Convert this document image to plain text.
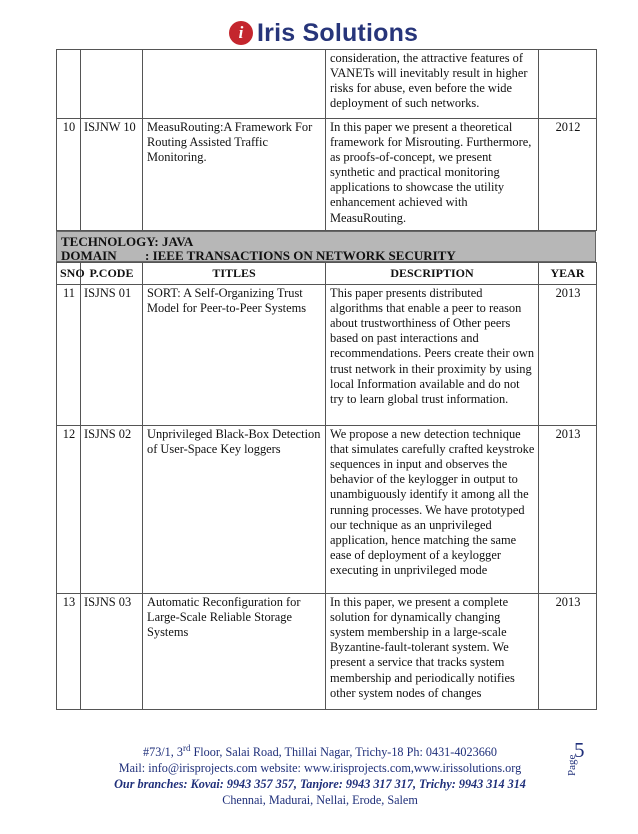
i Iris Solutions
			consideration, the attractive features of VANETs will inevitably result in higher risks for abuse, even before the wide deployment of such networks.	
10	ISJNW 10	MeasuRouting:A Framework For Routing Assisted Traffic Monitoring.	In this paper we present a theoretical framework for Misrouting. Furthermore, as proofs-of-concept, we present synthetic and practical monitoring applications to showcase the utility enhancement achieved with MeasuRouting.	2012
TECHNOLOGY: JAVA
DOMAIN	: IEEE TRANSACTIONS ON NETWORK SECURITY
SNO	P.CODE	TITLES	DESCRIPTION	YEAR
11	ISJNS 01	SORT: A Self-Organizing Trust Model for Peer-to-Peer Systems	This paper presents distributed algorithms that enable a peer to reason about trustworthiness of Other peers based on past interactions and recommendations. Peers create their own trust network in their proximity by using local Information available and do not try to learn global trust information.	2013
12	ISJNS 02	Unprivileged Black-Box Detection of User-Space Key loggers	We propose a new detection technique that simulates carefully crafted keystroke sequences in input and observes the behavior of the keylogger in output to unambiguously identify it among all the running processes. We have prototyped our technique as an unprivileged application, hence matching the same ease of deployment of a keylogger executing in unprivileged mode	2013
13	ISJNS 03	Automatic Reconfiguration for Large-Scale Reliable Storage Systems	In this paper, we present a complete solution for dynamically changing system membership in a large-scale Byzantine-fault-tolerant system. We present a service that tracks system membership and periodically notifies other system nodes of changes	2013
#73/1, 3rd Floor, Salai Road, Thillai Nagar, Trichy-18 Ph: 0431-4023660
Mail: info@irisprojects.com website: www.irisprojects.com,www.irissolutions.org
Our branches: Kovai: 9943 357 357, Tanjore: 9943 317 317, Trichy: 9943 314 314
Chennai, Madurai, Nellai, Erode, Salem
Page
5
════════════════
What the task requires:
Return the listing above unchanged, apart from dropping its pictures.

Solution to this problem:
Convert this document image to plain text.
i Iris Solutions
			consideration, the attractive features of VANETs will inevitably result in higher risks for abuse, even before the wide deployment of such networks.	
10	ISJNW 10	MeasuRouting:A Framework For Routing Assisted Traffic Monitoring.	In this paper we present a theoretical framework for Misrouting. Furthermore, as proofs-of-concept, we present synthetic and practical monitoring applications to showcase the utility enhancement achieved with MeasuRouting.	2012
TECHNOLOGY: JAVA
DOMAIN	: IEEE TRANSACTIONS ON NETWORK SECURITY
SNO	P.CODE	TITLES	DESCRIPTION	YEAR
11	ISJNS 01	SORT: A Self-Organizing Trust Model for Peer-to-Peer Systems	This paper presents distributed algorithms that enable a peer to reason about trustworthiness of Other peers based on past interactions and recommendations. Peers create their own trust network in their proximity by using local Information available and do not try to learn global trust information.	2013
12	ISJNS 02	Unprivileged Black-Box Detection of User-Space Key loggers	We propose a new detection technique that simulates carefully crafted keystroke sequences in input and observes the behavior of the keylogger in output to unambiguously identify it among all the running processes. We have prototyped our technique as an unprivileged application, hence matching the same ease of deployment of a keylogger executing in unprivileged mode	2013
13	ISJNS 03	Automatic Reconfiguration for Large-Scale Reliable Storage Systems	In this paper, we present a complete solution for dynamically changing system membership in a large-scale Byzantine-fault-tolerant system. We present a service that tracks system membership and periodically notifies other system nodes of changes	2013
#73/1, 3rd Floor, Salai Road, Thillai Nagar, Trichy-18 Ph: 0431-4023660
Mail: info@irisprojects.com website: www.irisprojects.com,www.irissolutions.org
Our branches: Kovai: 9943 357 357, Tanjore: 9943 317 317, Trichy: 9943 314 314
Chennai, Madurai, Nellai, Erode, Salem
Page
5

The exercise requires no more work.